Items from a dataset:
======
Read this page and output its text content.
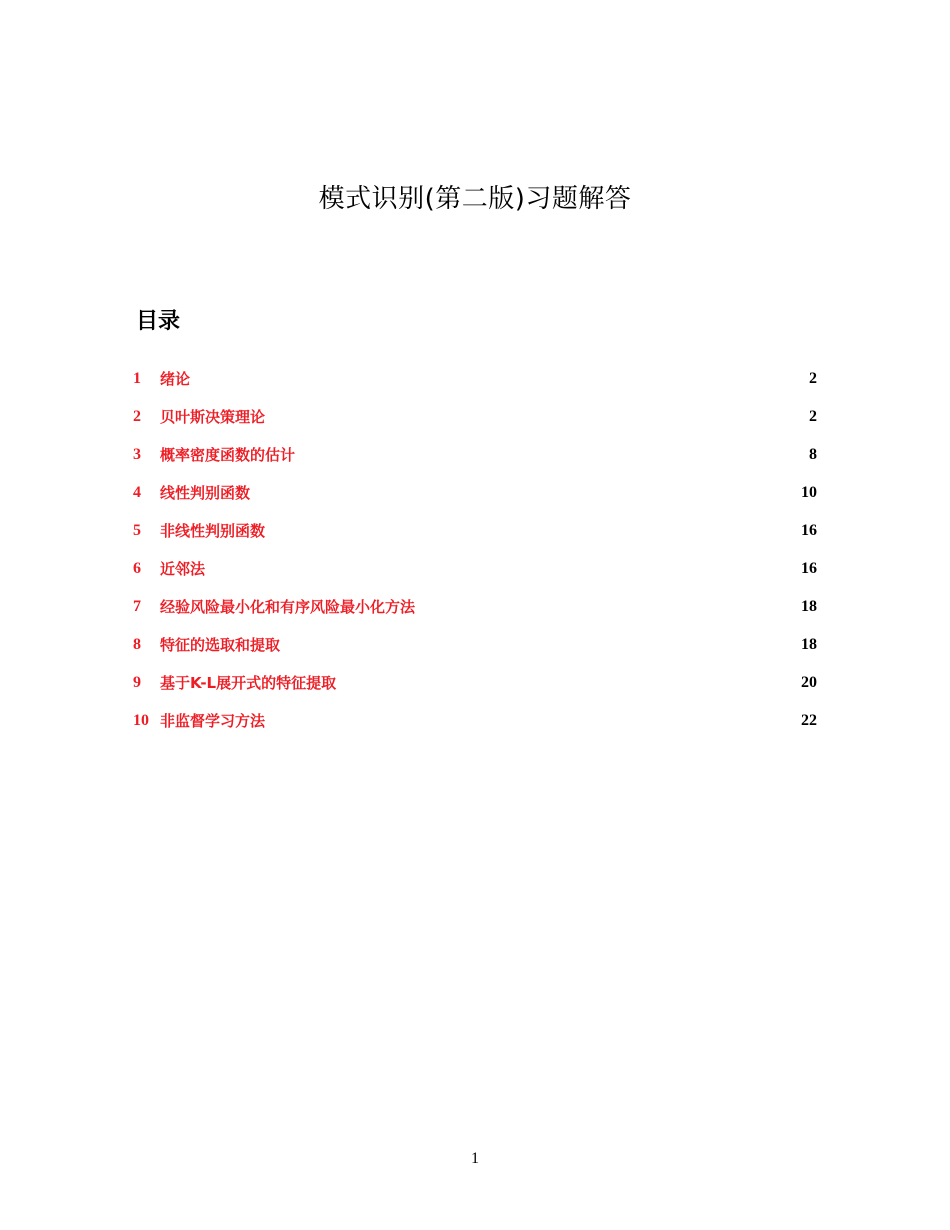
模式识别(第二版)习题解答
目录
1 绪论	2
2 贝叶斯决策理论	2
3 概率密度函数的估计	8
4 线性判别函数	10
5 非线性判别函数	16
6 近邻法	16
7 经验风险最小化和有序风险最小化方法	18
8 特征的选取和提取	18
9 基于K-L展开式的特征提取	20
10 非监督学习方法	22
1
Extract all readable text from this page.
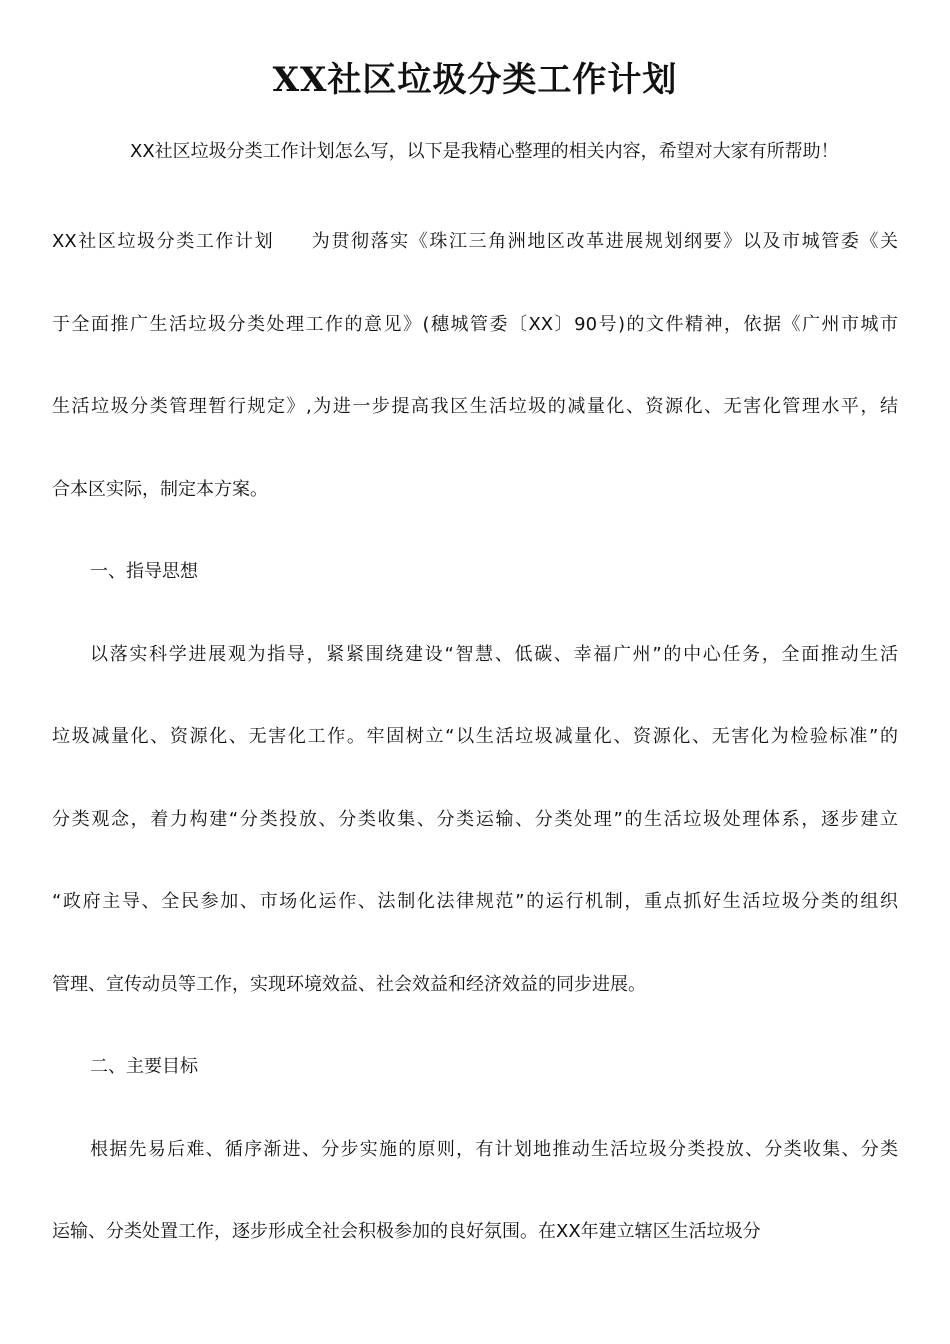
XX社区垃圾分类工作计划
XX社区垃圾分类工作计划怎么写，以下是我精心整理的相关内容，希望对大家有所帮助！
XX社区垃圾分类工作计划 为贯彻落实《珠江三角洲地区改革进展规划纲要》以及市城管委《关
于全面推广生活垃圾分类处理工作的意见》(穗城管委〔XX〕90号)的文件精神，依据《广州市城市
生活垃圾分类管理暂行规定》,为进一步提高我区生活垃圾的减量化、资源化、无害化管理水平，结
合本区实际，制定本方案。
一、指导思想
以落实科学进展观为指导，紧紧围绕建设“智慧、低碳、幸福广州”的中心任务，全面推动生活
垃圾减量化、资源化、无害化工作。牢固树立“以生活垃圾减量化、资源化、无害化为检验标准”的
分类观念，着力构建“分类投放、分类收集、分类运输、分类处理”的生活垃圾处理体系，逐步建立
“政府主导、全民参加、市场化运作、法制化法律规范”的运行机制，重点抓好生活垃圾分类的组织
管理、宣传动员等工作，实现环境效益、社会效益和经济效益的同步进展。
二、主要目标
根据先易后难、循序渐进、分步实施的原则，有计划地推动生活垃圾分类投放、分类收集、分类
运输、分类处置工作，逐步形成全社会积极参加的良好氛围。在XX年建立辖区生活垃圾分
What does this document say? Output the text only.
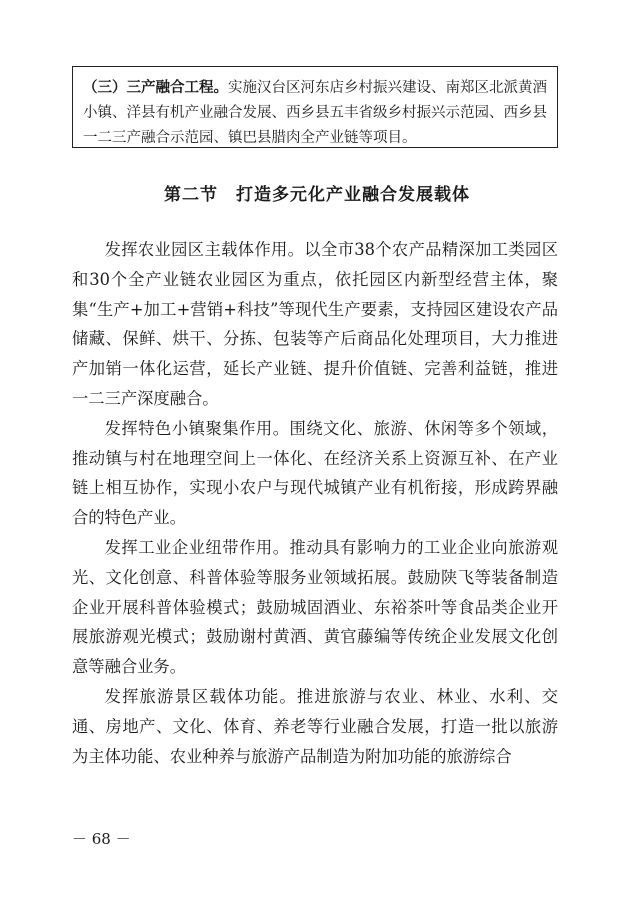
（三）三产融合工程。实施汉台区河东店乡村振兴建设、南郑区北派黄酒小镇、洋县有机产业融合发展、西乡县五丰省级乡村振兴示范园、西乡县一二三产融合示范园、镇巴县腊肉全产业链等项目。
第二节　打造多元化产业融合发展载体

发挥农业园区主载体作用。以全市38个农产品精深加工类园区和30个全产业链农业园区为重点，依托园区内新型经营主体，聚集“生产+加工+营销+科技”等现代生产要素，支持园区建设农产品储藏、保鲜、烘干、分拣、包装等产后商品化处理项目，大力推进产加销一体化运营，延长产业链、提升价值链、完善利益链，推进一二三产深度融合。

发挥特色小镇聚集作用。围绕文化、旅游、休闲等多个领域，推动镇与村在地理空间上一体化、在经济关系上资源互补、在产业链上相互协作，实现小农户与现代城镇产业有机衔接，形成跨界融合的特色产业。

发挥工业企业纽带作用。推动具有影响力的工业企业向旅游观光、文化创意、科普体验等服务业领域拓展。鼓励陕飞等装备制造企业开展科普体验模式；鼓励城固酒业、东裕茶叶等食品类企业开展旅游观光模式；鼓励谢村黄酒、黄官藤编等传统企业发展文化创意等融合业务。

发挥旅游景区载体功能。推进旅游与农业、林业、水利、交通、房地产、文化、体育、养老等行业融合发展，打造一批以旅游为主体功能、农业种养与旅游产品制造为附加功能的旅游综合

－ 68 －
======
_Exercise requirements_. Make a word-for-word copy of the entries, without any pictures.

_In response_.
Read this page and output its text content.
模式识别(第二版)习题解答
目录
1 绪论	2
2 贝叶斯决策理论	2
3 概率密度函数的估计	8
4 线性判别函数	10
5 非线性判别函数	16
6 近邻法	16
7 经验风险最小化和有序风险最小化方法	18
8 特征的选取和提取	18
9 基于K-L展开式的特征提取	20
10 非监督学习方法	22
1
Extract all readable text from this page.
XX社区垃圾分类工作计划
XX社区垃圾分类工作计划怎么写，以下是我精心整理的相关内容，希望对大家有所帮助！
XX社区垃圾分类工作计划 为贯彻落实《珠江三角洲地区改革进展规划纲要》以及市城管委《关
于全面推广生活垃圾分类处理工作的意见》(穗城管委〔XX〕90号)的文件精神，依据《广州市城市
生活垃圾分类管理暂行规定》,为进一步提高我区生活垃圾的减量化、资源化、无害化管理水平，结
合本区实际，制定本方案。
一、指导思想
以落实科学进展观为指导，紧紧围绕建设“智慧、低碳、幸福广州”的中心任务，全面推动生活
垃圾减量化、资源化、无害化工作。牢固树立“以生活垃圾减量化、资源化、无害化为检验标准”的
分类观念，着力构建“分类投放、分类收集、分类运输、分类处理”的生活垃圾处理体系，逐步建立
“政府主导、全民参加、市场化运作、法制化法律规范”的运行机制，重点抓好生活垃圾分类的组织
管理、宣传动员等工作，实现环境效益、社会效益和经济效益的同步进展。
二、主要目标
根据先易后难、循序渐进、分步实施的原则，有计划地推动生活垃圾分类投放、分类收集、分类
运输、分类处置工作，逐步形成全社会积极参加的良好氛围。在XX年建立辖区生活垃圾分
What does this document say? Output the text only.
（三）三产融合工程。实施汉台区河东店乡村振兴建设、南郑区北派黄酒小镇、洋县有机产业融合发展、西乡县五丰省级乡村振兴示范园、西乡县一二三产融合示范园、镇巴县腊肉全产业链等项目。
第二节　打造多元化产业融合发展载体

发挥农业园区主载体作用。以全市38个农产品精深加工类园区和30个全产业链农业园区为重点，依托园区内新型经营主体，聚集“生产+加工+营销+科技”等现代生产要素，支持园区建设农产品储藏、保鲜、烘干、分拣、包装等产后商品化处理项目，大力推进产加销一体化运营，延长产业链、提升价值链、完善利益链，推进一二三产深度融合。

发挥特色小镇聚集作用。围绕文化、旅游、休闲等多个领域，推动镇与村在地理空间上一体化、在经济关系上资源互补、在产业链上相互协作，实现小农户与现代城镇产业有机衔接，形成跨界融合的特色产业。

发挥工业企业纽带作用。推动具有影响力的工业企业向旅游观光、文化创意、科普体验等服务业领域拓展。鼓励陕飞等装备制造企业开展科普体验模式；鼓励城固酒业、东裕茶叶等食品类企业开展旅游观光模式；鼓励谢村黄酒、黄官藤编等传统企业发展文化创意等融合业务。

发挥旅游景区载体功能。推进旅游与农业、林业、水利、交通、房地产、文化、体育、养老等行业融合发展，打造一批以旅游为主体功能、农业种养与旅游产品制造为附加功能的旅游综合

－ 68 －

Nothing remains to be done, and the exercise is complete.